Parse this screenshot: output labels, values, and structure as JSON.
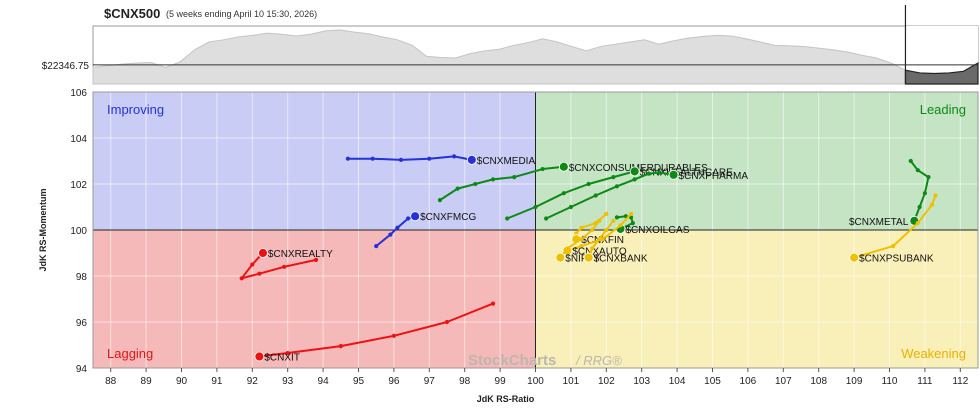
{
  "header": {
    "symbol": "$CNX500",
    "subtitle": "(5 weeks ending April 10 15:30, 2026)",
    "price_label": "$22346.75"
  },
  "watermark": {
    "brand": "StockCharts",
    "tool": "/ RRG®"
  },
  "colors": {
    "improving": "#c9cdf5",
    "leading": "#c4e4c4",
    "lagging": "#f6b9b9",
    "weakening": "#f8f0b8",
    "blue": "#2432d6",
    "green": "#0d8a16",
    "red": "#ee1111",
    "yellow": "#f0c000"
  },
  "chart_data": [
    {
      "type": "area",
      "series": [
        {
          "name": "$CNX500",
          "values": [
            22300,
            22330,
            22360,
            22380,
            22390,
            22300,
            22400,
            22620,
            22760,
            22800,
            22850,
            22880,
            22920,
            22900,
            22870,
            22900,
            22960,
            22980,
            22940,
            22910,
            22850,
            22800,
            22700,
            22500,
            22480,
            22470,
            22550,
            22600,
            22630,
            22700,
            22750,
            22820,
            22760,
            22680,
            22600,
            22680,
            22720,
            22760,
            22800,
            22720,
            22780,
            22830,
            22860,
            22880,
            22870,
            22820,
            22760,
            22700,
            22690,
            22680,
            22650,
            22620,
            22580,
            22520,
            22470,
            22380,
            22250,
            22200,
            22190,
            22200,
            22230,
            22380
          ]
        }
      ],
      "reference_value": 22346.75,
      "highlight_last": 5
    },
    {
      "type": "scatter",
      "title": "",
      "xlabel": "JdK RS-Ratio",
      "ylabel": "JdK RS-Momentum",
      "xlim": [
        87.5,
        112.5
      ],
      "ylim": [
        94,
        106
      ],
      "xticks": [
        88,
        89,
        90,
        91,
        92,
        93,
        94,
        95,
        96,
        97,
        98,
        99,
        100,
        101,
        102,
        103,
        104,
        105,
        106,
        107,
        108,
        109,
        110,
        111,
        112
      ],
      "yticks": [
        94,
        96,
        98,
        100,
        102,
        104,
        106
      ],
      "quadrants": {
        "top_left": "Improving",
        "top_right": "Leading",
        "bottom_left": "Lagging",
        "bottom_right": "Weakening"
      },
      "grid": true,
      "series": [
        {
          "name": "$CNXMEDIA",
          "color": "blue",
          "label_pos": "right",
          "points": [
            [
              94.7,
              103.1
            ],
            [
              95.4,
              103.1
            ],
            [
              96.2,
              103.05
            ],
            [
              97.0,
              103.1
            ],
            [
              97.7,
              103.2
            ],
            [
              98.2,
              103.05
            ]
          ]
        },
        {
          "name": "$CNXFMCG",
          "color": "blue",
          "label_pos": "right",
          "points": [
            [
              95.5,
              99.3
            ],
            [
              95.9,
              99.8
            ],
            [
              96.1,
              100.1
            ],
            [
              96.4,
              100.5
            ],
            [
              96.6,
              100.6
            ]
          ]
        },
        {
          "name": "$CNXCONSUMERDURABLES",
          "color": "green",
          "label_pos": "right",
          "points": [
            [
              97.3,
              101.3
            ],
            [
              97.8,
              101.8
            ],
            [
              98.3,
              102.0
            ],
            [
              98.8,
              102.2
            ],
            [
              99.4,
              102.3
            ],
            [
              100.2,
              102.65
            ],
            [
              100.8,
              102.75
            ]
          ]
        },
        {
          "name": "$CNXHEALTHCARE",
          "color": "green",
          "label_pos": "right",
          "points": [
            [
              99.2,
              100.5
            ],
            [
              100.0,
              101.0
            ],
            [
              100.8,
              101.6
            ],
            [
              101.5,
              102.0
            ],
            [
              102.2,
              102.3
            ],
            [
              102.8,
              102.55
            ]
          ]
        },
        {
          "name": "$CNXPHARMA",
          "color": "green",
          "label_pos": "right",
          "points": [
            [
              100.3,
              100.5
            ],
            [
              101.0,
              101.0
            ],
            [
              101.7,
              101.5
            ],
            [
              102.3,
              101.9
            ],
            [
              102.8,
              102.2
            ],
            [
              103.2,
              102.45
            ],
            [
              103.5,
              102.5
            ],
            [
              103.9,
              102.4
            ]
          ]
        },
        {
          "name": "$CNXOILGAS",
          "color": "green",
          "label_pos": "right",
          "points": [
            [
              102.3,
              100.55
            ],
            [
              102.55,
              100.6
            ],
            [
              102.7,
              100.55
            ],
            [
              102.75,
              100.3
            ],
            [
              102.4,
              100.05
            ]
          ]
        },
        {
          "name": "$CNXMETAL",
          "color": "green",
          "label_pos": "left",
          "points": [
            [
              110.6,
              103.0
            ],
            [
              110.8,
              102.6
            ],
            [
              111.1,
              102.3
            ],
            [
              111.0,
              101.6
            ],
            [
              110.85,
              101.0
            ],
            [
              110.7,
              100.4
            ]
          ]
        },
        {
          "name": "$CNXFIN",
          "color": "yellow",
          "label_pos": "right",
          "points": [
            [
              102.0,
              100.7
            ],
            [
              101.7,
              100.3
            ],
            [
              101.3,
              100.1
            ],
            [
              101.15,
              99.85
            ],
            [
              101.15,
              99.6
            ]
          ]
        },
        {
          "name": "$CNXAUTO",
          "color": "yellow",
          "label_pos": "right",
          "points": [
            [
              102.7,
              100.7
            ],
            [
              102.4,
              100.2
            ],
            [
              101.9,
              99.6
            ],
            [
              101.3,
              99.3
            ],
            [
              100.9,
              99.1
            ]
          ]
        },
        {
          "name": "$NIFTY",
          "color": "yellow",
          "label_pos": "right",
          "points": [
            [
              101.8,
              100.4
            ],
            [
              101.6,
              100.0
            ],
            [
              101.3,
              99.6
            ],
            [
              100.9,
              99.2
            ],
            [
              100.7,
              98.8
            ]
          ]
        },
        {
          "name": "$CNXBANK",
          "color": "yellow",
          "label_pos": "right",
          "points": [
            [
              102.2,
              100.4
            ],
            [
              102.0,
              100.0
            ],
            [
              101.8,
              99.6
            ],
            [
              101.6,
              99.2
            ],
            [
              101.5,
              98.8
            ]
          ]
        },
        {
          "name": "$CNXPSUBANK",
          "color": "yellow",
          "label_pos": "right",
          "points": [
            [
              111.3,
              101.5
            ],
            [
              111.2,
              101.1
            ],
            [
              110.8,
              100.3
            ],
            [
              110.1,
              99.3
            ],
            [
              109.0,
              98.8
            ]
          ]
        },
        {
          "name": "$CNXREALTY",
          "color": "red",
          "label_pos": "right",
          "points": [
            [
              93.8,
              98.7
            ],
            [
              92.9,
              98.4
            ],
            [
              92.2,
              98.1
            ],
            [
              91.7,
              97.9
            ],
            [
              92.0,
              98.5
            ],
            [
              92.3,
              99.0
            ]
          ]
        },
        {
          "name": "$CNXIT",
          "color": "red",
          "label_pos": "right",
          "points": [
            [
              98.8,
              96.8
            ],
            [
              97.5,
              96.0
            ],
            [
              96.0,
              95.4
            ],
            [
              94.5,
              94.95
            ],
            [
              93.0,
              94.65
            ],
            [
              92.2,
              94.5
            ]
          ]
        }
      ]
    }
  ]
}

================

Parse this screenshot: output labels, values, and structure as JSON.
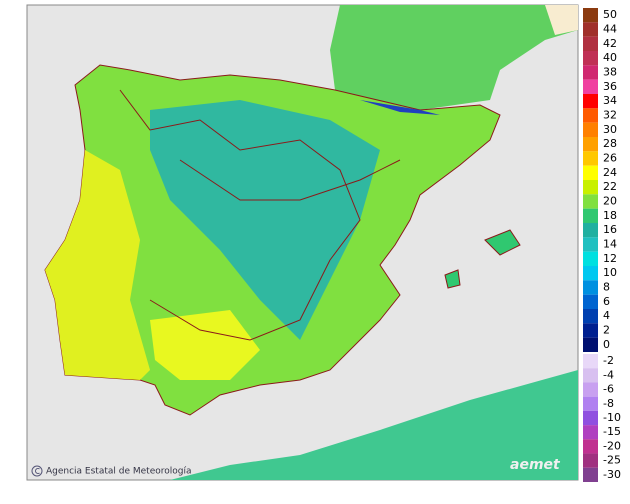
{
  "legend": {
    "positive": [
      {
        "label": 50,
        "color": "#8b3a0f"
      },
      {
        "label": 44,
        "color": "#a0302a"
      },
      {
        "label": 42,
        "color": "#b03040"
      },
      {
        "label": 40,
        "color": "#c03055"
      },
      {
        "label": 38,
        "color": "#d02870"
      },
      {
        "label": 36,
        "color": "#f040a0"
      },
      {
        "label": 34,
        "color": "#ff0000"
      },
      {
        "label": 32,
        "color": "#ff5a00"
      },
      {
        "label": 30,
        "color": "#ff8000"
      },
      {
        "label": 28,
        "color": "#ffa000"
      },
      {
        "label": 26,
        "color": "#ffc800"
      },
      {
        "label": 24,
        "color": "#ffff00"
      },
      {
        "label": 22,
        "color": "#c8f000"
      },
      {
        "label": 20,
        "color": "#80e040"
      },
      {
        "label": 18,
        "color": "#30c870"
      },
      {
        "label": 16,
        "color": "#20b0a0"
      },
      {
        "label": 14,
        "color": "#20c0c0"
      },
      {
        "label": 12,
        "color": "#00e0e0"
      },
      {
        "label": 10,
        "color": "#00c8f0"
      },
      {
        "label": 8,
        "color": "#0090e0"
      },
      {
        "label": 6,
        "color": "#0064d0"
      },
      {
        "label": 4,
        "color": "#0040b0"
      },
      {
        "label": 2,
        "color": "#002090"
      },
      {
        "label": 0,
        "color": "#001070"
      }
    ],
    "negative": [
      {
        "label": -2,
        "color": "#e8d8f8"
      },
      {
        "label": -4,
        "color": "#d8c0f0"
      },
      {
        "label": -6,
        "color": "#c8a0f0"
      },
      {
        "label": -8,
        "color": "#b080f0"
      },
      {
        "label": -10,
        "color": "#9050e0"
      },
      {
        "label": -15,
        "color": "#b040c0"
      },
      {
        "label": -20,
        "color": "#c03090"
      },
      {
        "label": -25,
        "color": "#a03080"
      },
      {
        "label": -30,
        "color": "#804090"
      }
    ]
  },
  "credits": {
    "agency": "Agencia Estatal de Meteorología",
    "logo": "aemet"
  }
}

================

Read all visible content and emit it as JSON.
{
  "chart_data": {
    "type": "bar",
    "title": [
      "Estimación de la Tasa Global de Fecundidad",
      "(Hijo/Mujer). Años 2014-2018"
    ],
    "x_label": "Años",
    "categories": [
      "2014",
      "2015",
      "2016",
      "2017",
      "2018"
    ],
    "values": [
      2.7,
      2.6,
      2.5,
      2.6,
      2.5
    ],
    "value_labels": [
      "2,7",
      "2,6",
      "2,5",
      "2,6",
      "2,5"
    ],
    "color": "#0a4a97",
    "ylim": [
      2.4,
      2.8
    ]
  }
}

================

● **REQUIREMENT**
Reproduce each line of the material containing the word "Años".

● **FINAL RESULT**
      "(Hijo/Mujer). Años 2014-2018"
    "x_label": "Años",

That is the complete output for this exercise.